# [Rows from a figure dataset]

━━━━━━━━━━━━━━━━━━━━

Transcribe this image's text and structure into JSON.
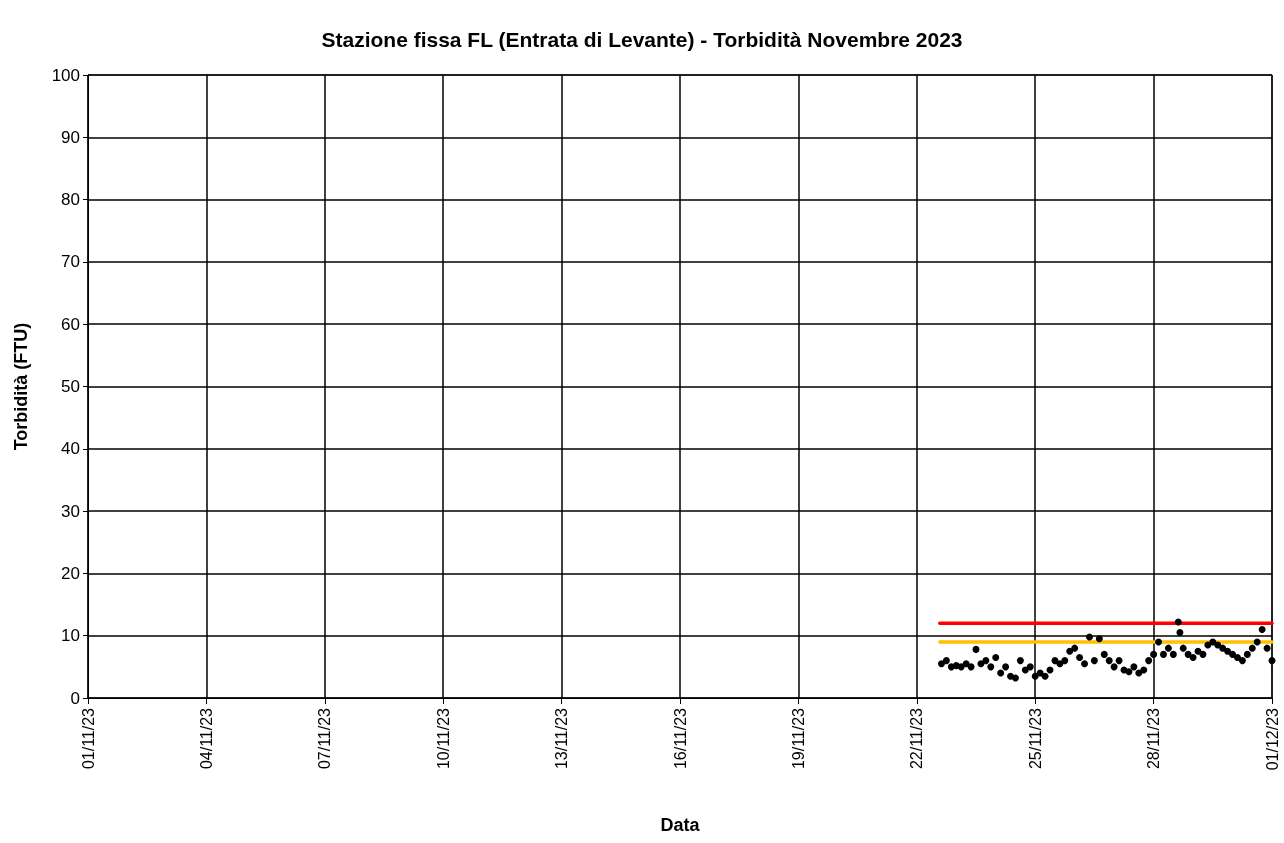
{
  "chart_data": {
    "type": "scatter",
    "title": "Stazione fissa FL (Entrata di Levante) - Torbidità Novembre 2023",
    "xlabel": "Data",
    "ylabel": "Torbidità (FTU)",
    "x": [
      "2023-11-22T15:00",
      "2023-11-22T18:00",
      "2023-11-22T21:00",
      "2023-11-23T00:00",
      "2023-11-23T03:00",
      "2023-11-23T06:00",
      "2023-11-23T09:00",
      "2023-11-23T12:00",
      "2023-11-23T15:00",
      "2023-11-23T18:00",
      "2023-11-23T21:00",
      "2023-11-24T00:00",
      "2023-11-24T03:00",
      "2023-11-24T06:00",
      "2023-11-24T09:00",
      "2023-11-24T12:00",
      "2023-11-24T15:00",
      "2023-11-24T18:00",
      "2023-11-24T21:00",
      "2023-11-25T00:00",
      "2023-11-25T03:00",
      "2023-11-25T06:00",
      "2023-11-25T09:00",
      "2023-11-25T12:00",
      "2023-11-25T15:00",
      "2023-11-25T18:00",
      "2023-11-25T21:00",
      "2023-11-26T00:00",
      "2023-11-26T03:00",
      "2023-11-26T06:00",
      "2023-11-26T09:00",
      "2023-11-26T12:00",
      "2023-11-26T15:00",
      "2023-11-26T18:00",
      "2023-11-26T21:00",
      "2023-11-27T00:00",
      "2023-11-27T03:00",
      "2023-11-27T06:00",
      "2023-11-27T09:00",
      "2023-11-27T12:00",
      "2023-11-27T15:00",
      "2023-11-27T18:00",
      "2023-11-27T21:00",
      "2023-11-28T00:00",
      "2023-11-28T03:00",
      "2023-11-28T06:00",
      "2023-11-28T09:00",
      "2023-11-28T12:00",
      "2023-11-28T15:00",
      "2023-11-28T16:00",
      "2023-11-28T18:00",
      "2023-11-28T21:00",
      "2023-11-29T00:00",
      "2023-11-29T03:00",
      "2023-11-29T06:00",
      "2023-11-29T09:00",
      "2023-11-29T12:00",
      "2023-11-29T15:00",
      "2023-11-29T18:00",
      "2023-11-29T21:00",
      "2023-11-30T00:00",
      "2023-11-30T03:00",
      "2023-11-30T06:00",
      "2023-11-30T09:00",
      "2023-11-30T12:00",
      "2023-11-30T15:00",
      "2023-11-30T18:00",
      "2023-11-30T21:00",
      "2023-12-01T00:00"
    ],
    "series": [
      {
        "color": "#000000",
        "values": [
          5.5,
          6,
          5,
          5.2,
          5,
          5.5,
          5,
          7.8,
          5.5,
          6,
          5,
          6.5,
          4,
          5,
          3.5,
          3.2,
          6,
          4.5,
          5,
          3.5,
          4,
          3.5,
          4.5,
          6,
          5.5,
          6,
          7.5,
          8,
          6.5,
          5.5,
          9.8,
          6,
          9.5,
          7,
          6,
          5,
          6,
          4.5,
          4.2,
          5,
          4,
          4.5,
          6,
          7,
          9,
          7,
          8,
          7,
          12.2,
          10.5,
          8,
          7,
          6.5,
          7.5,
          7,
          8.5,
          9,
          8.5,
          8,
          7.5,
          7,
          6.5,
          6,
          7,
          8,
          9,
          11,
          8,
          6
        ]
      },
      {
        "type": "line",
        "color": "#ff0000",
        "marker": "none",
        "x": [
          "2023-11-22T14:00",
          "2023-12-01T00:00"
        ],
        "values": [
          12,
          12
        ]
      },
      {
        "type": "line",
        "color": "#ffc000",
        "marker": "none",
        "x": [
          "2023-11-22T14:00",
          "2023-12-01T00:00"
        ],
        "values": [
          9,
          9
        ]
      }
    ],
    "marker": "circle",
    "grid": true,
    "xlim": [
      "2023-11-01",
      "2023-12-01"
    ],
    "xticks": [
      {
        "value": "2023-11-01",
        "label": "01/11/23"
      },
      {
        "value": "2023-11-04",
        "label": "04/11/23"
      },
      {
        "value": "2023-11-07",
        "label": "07/11/23"
      },
      {
        "value": "2023-11-10",
        "label": "10/11/23"
      },
      {
        "value": "2023-11-13",
        "label": "13/11/23"
      },
      {
        "value": "2023-11-16",
        "label": "16/11/23"
      },
      {
        "value": "2023-11-19",
        "label": "19/11/23"
      },
      {
        "value": "2023-11-22",
        "label": "22/11/23"
      },
      {
        "value": "2023-11-25",
        "label": "25/11/23"
      },
      {
        "value": "2023-11-28",
        "label": "28/11/23"
      },
      {
        "value": "2023-12-01",
        "label": "01/12/23"
      }
    ],
    "ylim": [
      0,
      100
    ],
    "yticks": [
      0,
      10,
      20,
      30,
      40,
      50,
      60,
      70,
      80,
      90,
      100
    ]
  }
}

━━━━━━━━━━━━━━━━━━━━

# [WHAT THIS TASK INVOLVES]
Return the listing above unchanged, apart from dropping its pictures.

# [EXERCISE ANSWER]
Transcribe this image's text and structure into JSON.
{
  "chart_data": {
    "type": "scatter",
    "title": "Stazione fissa FL (Entrata di Levante) - Torbidità Novembre 2023",
    "xlabel": "Data",
    "ylabel": "Torbidità (FTU)",
    "x": [
      "2023-11-22T15:00",
      "2023-11-22T18:00",
      "2023-11-22T21:00",
      "2023-11-23T00:00",
      "2023-11-23T03:00",
      "2023-11-23T06:00",
      "2023-11-23T09:00",
      "2023-11-23T12:00",
      "2023-11-23T15:00",
      "2023-11-23T18:00",
      "2023-11-23T21:00",
      "2023-11-24T00:00",
      "2023-11-24T03:00",
      "2023-11-24T06:00",
      "2023-11-24T09:00",
      "2023-11-24T12:00",
      "2023-11-24T15:00",
      "2023-11-24T18:00",
      "2023-11-24T21:00",
      "2023-11-25T00:00",
      "2023-11-25T03:00",
      "2023-11-25T06:00",
      "2023-11-25T09:00",
      "2023-11-25T12:00",
      "2023-11-25T15:00",
      "2023-11-25T18:00",
      "2023-11-25T21:00",
      "2023-11-26T00:00",
      "2023-11-26T03:00",
      "2023-11-26T06:00",
      "2023-11-26T09:00",
      "2023-11-26T12:00",
      "2023-11-26T15:00",
      "2023-11-26T18:00",
      "2023-11-26T21:00",
      "2023-11-27T00:00",
      "2023-11-27T03:00",
      "2023-11-27T06:00",
      "2023-11-27T09:00",
      "2023-11-27T12:00",
      "2023-11-27T15:00",
      "2023-11-27T18:00",
      "2023-11-27T21:00",
      "2023-11-28T00:00",
      "2023-11-28T03:00",
      "2023-11-28T06:00",
      "2023-11-28T09:00",
      "2023-11-28T12:00",
      "2023-11-28T15:00",
      "2023-11-28T16:00",
      "2023-11-28T18:00",
      "2023-11-28T21:00",
      "2023-11-29T00:00",
      "2023-11-29T03:00",
      "2023-11-29T06:00",
      "2023-11-29T09:00",
      "2023-11-29T12:00",
      "2023-11-29T15:00",
      "2023-11-29T18:00",
      "2023-11-29T21:00",
      "2023-11-30T00:00",
      "2023-11-30T03:00",
      "2023-11-30T06:00",
      "2023-11-30T09:00",
      "2023-11-30T12:00",
      "2023-11-30T15:00",
      "2023-11-30T18:00",
      "2023-11-30T21:00",
      "2023-12-01T00:00"
    ],
    "series": [
      {
        "color": "#000000",
        "values": [
          5.5,
          6,
          5,
          5.2,
          5,
          5.5,
          5,
          7.8,
          5.5,
          6,
          5,
          6.5,
          4,
          5,
          3.5,
          3.2,
          6,
          4.5,
          5,
          3.5,
          4,
          3.5,
          4.5,
          6,
          5.5,
          6,
          7.5,
          8,
          6.5,
          5.5,
          9.8,
          6,
          9.5,
          7,
          6,
          5,
          6,
          4.5,
          4.2,
          5,
          4,
          4.5,
          6,
          7,
          9,
          7,
          8,
          7,
          12.2,
          10.5,
          8,
          7,
          6.5,
          7.5,
          7,
          8.5,
          9,
          8.5,
          8,
          7.5,
          7,
          6.5,
          6,
          7,
          8,
          9,
          11,
          8,
          6
        ]
      },
      {
        "type": "line",
        "color": "#ff0000",
        "marker": "none",
        "x": [
          "2023-11-22T14:00",
          "2023-12-01T00:00"
        ],
        "values": [
          12,
          12
        ]
      },
      {
        "type": "line",
        "color": "#ffc000",
        "marker": "none",
        "x": [
          "2023-11-22T14:00",
          "2023-12-01T00:00"
        ],
        "values": [
          9,
          9
        ]
      }
    ],
    "marker": "circle",
    "grid": true,
    "xlim": [
      "2023-11-01",
      "2023-12-01"
    ],
    "xticks": [
      {
        "value": "2023-11-01",
        "label": "01/11/23"
      },
      {
        "value": "2023-11-04",
        "label": "04/11/23"
      },
      {
        "value": "2023-11-07",
        "label": "07/11/23"
      },
      {
        "value": "2023-11-10",
        "label": "10/11/23"
      },
      {
        "value": "2023-11-13",
        "label": "13/11/23"
      },
      {
        "value": "2023-11-16",
        "label": "16/11/23"
      },
      {
        "value": "2023-11-19",
        "label": "19/11/23"
      },
      {
        "value": "2023-11-22",
        "label": "22/11/23"
      },
      {
        "value": "2023-11-25",
        "label": "25/11/23"
      },
      {
        "value": "2023-11-28",
        "label": "28/11/23"
      },
      {
        "value": "2023-12-01",
        "label": "01/12/23"
      }
    ],
    "ylim": [
      0,
      100
    ],
    "yticks": [
      0,
      10,
      20,
      30,
      40,
      50,
      60,
      70,
      80,
      90,
      100
    ]
  }
}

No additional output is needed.